EXCERPTED PASSAGE:
This article is more than 1 year old

The actor and campaigner came to Britain from Trinidad and Tobago in 1954 and rose to join Laurence Olivier’s National Theatre company. Clint Dyer and others explain why we should remember her

Pearl Prescod’s star soared high in her day. Born in Trinidad and Tobago, she became the first Black actor to play with the National Theatre company, under Laurence Olivier, in London in 1965. She appeared in the West End and on television, recorded radio plays, worked on the cabaret circuit and was also a prominent activist alongside Claudia Jones and Amy Ashwood Garvey. So why isn’t Prescod better known today?

Partly because her career was cut short by an untimely death – she had a brain haemorrhage at the age of 46, just a year after her breakthrough National Theatre role. But those excavating her forgotten legacy today think there is more to it than that. Coming to Britain in 1954, aged 34, on a music scholarship to the Guildhall School of Music and Drama, she was part of a larger group of well-educated, highly politicised Caribbean figures who arrived in the postwar era to make similarly impressive strides in culture and in consciousness-raising around race but whose names have since been forgotten.

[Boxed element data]
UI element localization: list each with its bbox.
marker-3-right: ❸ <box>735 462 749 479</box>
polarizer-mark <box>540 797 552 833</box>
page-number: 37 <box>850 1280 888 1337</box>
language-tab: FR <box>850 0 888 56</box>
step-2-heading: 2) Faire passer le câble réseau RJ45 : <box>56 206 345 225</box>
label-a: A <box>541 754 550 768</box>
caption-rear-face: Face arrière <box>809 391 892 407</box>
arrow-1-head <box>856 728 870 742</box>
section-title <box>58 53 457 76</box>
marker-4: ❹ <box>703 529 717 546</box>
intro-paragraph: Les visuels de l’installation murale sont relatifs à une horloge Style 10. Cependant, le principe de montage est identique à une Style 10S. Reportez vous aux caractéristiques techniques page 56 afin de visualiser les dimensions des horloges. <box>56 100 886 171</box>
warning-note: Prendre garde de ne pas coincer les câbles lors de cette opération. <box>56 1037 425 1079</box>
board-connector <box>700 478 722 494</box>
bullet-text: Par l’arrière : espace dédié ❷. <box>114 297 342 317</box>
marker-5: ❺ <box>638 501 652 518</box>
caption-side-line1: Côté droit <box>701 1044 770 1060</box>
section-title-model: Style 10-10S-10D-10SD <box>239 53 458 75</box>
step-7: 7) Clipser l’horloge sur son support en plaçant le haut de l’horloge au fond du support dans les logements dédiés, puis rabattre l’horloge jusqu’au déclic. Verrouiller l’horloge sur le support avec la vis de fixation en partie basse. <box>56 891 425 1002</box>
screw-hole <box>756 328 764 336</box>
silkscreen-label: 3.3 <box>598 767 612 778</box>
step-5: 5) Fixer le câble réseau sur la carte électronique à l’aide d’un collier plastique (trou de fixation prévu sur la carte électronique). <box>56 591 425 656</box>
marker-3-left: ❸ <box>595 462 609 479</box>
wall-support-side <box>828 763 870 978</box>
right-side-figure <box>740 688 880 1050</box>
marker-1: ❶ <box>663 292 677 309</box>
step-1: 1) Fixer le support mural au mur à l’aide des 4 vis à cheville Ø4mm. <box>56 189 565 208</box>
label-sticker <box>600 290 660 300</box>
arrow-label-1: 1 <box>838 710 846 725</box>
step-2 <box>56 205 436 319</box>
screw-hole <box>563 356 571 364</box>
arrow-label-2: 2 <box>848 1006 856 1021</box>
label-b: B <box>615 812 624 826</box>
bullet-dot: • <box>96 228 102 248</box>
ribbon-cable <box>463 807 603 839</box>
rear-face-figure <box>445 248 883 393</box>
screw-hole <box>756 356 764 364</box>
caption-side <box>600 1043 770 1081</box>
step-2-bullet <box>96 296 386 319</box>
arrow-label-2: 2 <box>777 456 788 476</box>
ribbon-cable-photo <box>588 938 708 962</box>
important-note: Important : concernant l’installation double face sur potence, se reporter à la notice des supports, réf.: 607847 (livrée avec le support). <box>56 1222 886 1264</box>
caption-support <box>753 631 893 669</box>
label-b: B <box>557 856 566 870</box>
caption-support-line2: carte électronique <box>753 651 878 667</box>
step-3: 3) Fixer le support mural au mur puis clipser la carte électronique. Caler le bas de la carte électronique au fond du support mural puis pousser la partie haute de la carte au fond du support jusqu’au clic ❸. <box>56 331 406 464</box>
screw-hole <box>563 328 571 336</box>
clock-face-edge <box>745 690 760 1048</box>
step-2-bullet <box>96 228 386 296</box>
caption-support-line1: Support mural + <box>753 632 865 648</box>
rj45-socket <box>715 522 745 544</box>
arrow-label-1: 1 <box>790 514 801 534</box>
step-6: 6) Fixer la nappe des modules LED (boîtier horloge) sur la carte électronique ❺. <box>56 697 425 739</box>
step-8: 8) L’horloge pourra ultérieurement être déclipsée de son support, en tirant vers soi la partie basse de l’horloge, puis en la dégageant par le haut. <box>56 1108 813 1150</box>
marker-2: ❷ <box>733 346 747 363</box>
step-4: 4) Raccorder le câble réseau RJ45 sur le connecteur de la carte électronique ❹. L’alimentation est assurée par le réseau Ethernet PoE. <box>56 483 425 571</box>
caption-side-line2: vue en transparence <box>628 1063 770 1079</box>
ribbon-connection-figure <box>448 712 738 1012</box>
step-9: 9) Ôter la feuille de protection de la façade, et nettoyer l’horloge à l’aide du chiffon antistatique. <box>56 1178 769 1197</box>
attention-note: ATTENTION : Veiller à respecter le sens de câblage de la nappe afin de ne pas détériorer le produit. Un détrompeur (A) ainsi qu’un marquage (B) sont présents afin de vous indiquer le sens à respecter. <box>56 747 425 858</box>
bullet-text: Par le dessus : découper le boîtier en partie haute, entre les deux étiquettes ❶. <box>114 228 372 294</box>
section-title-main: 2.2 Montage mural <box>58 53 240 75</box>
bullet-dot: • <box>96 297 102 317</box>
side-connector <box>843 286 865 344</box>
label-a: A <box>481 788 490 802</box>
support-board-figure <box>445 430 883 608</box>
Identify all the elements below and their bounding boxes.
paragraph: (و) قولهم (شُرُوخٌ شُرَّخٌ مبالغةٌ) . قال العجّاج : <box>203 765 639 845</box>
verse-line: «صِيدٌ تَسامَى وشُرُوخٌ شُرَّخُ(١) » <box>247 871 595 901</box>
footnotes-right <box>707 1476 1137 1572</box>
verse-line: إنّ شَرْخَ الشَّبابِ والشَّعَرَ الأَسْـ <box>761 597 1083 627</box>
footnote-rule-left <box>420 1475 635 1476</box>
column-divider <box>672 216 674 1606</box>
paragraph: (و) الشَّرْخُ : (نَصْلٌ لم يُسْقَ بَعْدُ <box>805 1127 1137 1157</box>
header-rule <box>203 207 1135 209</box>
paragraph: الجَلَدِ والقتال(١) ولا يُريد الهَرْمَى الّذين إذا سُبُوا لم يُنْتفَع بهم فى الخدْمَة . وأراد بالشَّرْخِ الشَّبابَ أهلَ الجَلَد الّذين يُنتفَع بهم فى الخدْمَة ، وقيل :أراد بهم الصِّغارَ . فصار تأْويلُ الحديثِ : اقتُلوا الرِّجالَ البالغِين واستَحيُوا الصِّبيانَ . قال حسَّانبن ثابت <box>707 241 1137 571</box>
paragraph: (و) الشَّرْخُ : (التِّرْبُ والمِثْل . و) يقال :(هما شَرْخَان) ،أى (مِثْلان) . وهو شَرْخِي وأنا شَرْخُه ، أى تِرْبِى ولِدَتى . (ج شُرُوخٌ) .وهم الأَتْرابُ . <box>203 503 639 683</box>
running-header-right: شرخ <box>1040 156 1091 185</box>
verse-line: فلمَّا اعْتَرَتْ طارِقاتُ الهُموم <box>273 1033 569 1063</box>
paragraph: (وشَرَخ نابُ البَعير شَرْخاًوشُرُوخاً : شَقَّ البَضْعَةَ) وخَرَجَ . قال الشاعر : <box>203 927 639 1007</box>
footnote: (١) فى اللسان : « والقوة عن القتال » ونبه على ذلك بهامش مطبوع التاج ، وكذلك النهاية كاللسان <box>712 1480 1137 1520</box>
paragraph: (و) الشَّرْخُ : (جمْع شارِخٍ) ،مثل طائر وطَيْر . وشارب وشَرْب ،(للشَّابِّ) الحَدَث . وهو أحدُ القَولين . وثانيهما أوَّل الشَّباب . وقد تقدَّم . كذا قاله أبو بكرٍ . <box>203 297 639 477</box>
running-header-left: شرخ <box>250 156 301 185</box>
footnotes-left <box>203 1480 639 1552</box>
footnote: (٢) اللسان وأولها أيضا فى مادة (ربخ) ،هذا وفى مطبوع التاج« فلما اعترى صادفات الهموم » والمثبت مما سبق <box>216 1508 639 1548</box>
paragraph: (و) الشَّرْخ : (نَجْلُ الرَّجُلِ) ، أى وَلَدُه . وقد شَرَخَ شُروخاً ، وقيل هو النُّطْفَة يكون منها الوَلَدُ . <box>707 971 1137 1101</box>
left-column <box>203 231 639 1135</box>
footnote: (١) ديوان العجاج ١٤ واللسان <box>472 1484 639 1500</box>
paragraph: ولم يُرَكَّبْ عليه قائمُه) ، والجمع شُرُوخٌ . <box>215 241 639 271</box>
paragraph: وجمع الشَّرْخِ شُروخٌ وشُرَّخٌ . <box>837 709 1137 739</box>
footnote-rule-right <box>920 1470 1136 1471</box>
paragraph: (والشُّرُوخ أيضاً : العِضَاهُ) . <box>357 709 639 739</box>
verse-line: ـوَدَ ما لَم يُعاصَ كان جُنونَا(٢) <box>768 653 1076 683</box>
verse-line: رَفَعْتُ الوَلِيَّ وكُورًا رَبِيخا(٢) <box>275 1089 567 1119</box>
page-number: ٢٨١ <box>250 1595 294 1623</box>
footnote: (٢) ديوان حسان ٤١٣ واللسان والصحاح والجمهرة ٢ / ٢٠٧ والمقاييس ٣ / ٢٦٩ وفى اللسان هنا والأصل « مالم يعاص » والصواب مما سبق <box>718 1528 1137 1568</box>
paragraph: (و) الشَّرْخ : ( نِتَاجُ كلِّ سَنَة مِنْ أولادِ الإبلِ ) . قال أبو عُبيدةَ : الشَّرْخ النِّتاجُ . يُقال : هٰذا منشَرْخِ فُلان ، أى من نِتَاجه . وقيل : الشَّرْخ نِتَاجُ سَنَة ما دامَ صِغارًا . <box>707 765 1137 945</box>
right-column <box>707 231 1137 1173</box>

EXERCISE REQUIREMENTS:
1. Answer these questions using the article on Pearl Prescod:
(a) In what year did Prescod become the first Black actor to play with the National Theatre company?
(b) At what age did she have a brain haemorrhage?
(c) What brought her to Britain in 1954?
2. Duplicate the passage of the Pearl Prescod article starting with "The actor and" and going on through "better known today?".
3. Write the next part of the article on Pearl Prescod, picking up right after its last sentence.

EXERCISE RESPONSES:
1.
(a) 1965
(b) 46
(c) A music scholarship to the Guildhall School of Music and Drama

2.
The actor and campaigner came to Britain from Trinidad and Tobago in 1954 and rose to join Laurence Olivier’s National Theatre company. Clint Dyer and others explain why we should remember her

Pearl Prescod’s star soared high in her day. Born in Trinidad and Tobago, she became the first Black actor to play with the National Theatre company, under Laurence Olivier, in London in 1965. She appeared in the West End and on television, recorded radio plays, worked on the cabaret circuit and was also a prominent activist alongside Claudia Jones and Amy Ashwood Garvey. So why isn’t Prescod better known today?

3.
The Institute of Race Relations (IRR) has brought out a pamphlet on Prescod’s life as part of an endeavour to shine a light on the overlooked stories of this generation of Caribbean artists and intellectuals. There is so much to unearth in the case of Prescod’s short but glittering life and work: in 1958, she appeared at the Royal Court, in Barry Reckord’s Flesh to a Tiger – a play directed by Tony Richardson but written by a Black writer about the Caribbean with a fully Black cast, who broke from the theatrical expectation of the time to speak in their own natural accents. She campaigned with Equity to secure more roles for Black British actors who were discriminated against, even for their Caribbean accents, and she marched to the US embassy in a parallel protest to Martin Luther King’s historic 1963 march on Washington. She also featured in the 1964 civil rights stage show made for TV called Freedom Road: Songs of Negro Protest.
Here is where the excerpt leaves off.